>> START

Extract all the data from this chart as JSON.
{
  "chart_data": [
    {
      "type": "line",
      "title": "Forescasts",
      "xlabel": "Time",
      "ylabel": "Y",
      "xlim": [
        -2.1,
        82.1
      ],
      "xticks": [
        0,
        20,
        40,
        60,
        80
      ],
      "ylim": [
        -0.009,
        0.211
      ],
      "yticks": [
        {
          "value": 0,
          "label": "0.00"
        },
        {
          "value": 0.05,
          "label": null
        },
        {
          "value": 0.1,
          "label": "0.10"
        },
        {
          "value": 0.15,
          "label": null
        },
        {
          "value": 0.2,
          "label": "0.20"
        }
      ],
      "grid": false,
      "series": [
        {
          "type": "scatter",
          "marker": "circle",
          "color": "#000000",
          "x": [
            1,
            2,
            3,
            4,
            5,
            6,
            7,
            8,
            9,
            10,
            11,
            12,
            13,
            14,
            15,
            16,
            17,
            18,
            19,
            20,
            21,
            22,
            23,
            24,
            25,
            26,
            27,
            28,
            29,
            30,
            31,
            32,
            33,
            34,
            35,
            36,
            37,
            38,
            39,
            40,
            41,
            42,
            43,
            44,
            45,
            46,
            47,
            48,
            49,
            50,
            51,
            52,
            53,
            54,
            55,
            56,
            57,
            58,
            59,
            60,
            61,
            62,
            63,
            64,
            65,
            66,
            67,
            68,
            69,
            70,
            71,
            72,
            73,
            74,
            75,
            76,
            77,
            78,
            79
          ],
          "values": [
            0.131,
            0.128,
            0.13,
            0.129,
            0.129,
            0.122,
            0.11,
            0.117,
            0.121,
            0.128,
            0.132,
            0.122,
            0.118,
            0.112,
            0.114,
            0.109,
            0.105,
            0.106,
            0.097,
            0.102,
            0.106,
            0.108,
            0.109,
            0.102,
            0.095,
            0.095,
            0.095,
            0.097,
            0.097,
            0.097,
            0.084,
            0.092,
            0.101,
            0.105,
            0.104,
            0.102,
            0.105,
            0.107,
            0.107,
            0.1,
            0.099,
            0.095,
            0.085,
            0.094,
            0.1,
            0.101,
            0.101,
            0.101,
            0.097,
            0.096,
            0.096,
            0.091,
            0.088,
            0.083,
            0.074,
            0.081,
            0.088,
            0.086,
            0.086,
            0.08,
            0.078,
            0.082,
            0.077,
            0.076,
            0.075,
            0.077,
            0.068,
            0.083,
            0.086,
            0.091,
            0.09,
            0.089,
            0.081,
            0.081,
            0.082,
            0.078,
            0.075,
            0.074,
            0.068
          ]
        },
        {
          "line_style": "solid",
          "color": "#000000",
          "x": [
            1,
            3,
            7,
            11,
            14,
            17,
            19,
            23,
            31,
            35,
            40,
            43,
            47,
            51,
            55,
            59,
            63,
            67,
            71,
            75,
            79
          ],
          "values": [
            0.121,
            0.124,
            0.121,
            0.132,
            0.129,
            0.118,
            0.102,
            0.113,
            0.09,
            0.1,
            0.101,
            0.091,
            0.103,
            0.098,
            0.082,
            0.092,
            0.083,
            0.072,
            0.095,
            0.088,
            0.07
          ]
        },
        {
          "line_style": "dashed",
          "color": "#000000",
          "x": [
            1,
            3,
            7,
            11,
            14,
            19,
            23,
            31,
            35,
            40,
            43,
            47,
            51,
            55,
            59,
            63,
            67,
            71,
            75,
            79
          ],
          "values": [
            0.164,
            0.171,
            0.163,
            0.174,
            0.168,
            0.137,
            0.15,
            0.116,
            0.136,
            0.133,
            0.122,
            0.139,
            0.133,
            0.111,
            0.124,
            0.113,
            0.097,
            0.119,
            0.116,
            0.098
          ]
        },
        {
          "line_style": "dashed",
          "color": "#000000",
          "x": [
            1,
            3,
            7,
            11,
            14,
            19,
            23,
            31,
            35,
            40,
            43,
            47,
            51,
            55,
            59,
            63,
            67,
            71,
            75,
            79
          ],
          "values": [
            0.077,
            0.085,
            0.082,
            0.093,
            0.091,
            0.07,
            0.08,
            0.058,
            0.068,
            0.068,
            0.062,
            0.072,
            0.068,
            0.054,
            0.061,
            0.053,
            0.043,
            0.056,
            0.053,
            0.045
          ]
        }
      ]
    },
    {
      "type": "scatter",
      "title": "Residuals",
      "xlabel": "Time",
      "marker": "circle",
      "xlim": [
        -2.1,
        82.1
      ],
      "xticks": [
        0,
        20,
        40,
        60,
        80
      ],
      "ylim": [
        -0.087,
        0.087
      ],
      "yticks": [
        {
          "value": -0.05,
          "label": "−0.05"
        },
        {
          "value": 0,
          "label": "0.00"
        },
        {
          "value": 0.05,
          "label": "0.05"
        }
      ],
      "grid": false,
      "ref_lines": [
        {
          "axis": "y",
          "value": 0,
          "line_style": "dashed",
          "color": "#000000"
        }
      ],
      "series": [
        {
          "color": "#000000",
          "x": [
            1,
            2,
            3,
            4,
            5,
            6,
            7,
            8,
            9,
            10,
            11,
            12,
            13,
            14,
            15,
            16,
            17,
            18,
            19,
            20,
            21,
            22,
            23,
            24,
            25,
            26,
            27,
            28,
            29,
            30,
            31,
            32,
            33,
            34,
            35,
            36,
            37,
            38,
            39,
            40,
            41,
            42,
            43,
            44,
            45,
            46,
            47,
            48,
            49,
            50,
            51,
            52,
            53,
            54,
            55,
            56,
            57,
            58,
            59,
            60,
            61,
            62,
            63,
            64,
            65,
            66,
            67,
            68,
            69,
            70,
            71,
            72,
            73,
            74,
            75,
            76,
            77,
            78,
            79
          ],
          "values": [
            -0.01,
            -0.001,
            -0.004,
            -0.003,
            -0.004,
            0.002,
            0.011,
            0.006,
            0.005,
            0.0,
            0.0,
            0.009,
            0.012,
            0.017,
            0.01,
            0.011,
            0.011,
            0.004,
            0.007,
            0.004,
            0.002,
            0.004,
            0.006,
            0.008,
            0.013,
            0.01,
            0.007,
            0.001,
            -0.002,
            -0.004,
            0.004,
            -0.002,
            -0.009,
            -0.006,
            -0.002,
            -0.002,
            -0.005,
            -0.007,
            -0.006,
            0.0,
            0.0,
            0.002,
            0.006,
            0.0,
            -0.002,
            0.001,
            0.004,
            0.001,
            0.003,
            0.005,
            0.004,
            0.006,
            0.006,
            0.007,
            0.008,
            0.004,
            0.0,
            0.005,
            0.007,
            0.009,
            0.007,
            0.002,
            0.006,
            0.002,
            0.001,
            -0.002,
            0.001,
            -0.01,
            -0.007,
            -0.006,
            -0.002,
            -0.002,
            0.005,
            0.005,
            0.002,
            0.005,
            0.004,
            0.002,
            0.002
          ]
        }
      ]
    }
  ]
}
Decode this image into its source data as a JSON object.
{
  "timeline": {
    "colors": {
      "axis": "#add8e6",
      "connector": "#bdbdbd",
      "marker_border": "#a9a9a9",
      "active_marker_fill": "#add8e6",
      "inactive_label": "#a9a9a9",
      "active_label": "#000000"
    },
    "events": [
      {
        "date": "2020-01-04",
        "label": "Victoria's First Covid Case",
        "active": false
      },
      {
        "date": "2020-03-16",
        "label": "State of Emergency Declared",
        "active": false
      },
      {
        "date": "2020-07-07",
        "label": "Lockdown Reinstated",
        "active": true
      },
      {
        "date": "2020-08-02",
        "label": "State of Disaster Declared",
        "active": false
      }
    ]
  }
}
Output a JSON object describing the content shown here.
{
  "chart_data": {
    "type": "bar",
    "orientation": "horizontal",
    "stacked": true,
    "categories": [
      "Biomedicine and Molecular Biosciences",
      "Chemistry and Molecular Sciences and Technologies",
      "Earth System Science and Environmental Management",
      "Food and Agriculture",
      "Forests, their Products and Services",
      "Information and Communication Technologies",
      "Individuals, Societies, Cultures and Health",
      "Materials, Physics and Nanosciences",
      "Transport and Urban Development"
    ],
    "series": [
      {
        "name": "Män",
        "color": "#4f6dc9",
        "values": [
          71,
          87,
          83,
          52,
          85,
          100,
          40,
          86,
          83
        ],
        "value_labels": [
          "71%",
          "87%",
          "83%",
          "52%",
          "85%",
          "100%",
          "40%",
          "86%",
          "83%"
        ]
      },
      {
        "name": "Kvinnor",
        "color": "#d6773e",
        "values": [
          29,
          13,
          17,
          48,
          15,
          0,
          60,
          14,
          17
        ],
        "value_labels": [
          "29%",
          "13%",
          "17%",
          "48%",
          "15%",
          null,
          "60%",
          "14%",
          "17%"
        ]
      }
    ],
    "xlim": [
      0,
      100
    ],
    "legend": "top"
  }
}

>> END

> **Problem to solve**: Begin with the line that contains "Output a JSON" and end with the last line of the records; set down every line in that span exactly, and nothing else.

> **Written response**:
Output a JSON object describing the content shown here.
{
  "chart_data": {
    "type": "bar",
    "orientation": "horizontal",
    "stacked": true,
    "categories": [
      "Biomedicine and Molecular Biosciences",
      "Chemistry and Molecular Sciences and Technologies",
      "Earth System Science and Environmental Management",
      "Food and Agriculture",
      "Forests, their Products and Services",
      "Information and Communication Technologies",
      "Individuals, Societies, Cultures and Health",
      "Materials, Physics and Nanosciences",
      "Transport and Urban Development"
    ],
    "series": [
      {
        "name": "Män",
        "color": "#4f6dc9",
        "values": [
          71,
          87,
          83,
          52,
          85,
          100,
          40,
          86,
          83
        ],
        "value_labels": [
          "71%",
          "87%",
          "83%",
          "52%",
          "85%",
          "100%",
          "40%",
          "86%",
          "83%"
        ]
      },
      {
        "name": "Kvinnor",
        "color": "#d6773e",
        "values": [
          29,
          13,
          17,
          48,
          15,
          0,
          60,
          14,
          17
        ],
        "value_labels": [
          "29%",
          "13%",
          "17%",
          "48%",
          "15%",
          null,
          "60%",
          "14%",
          "17%"
        ]
      }
    ],
    "xlim": [
      0,
      100
    ],
    "legend": "top"
  }
}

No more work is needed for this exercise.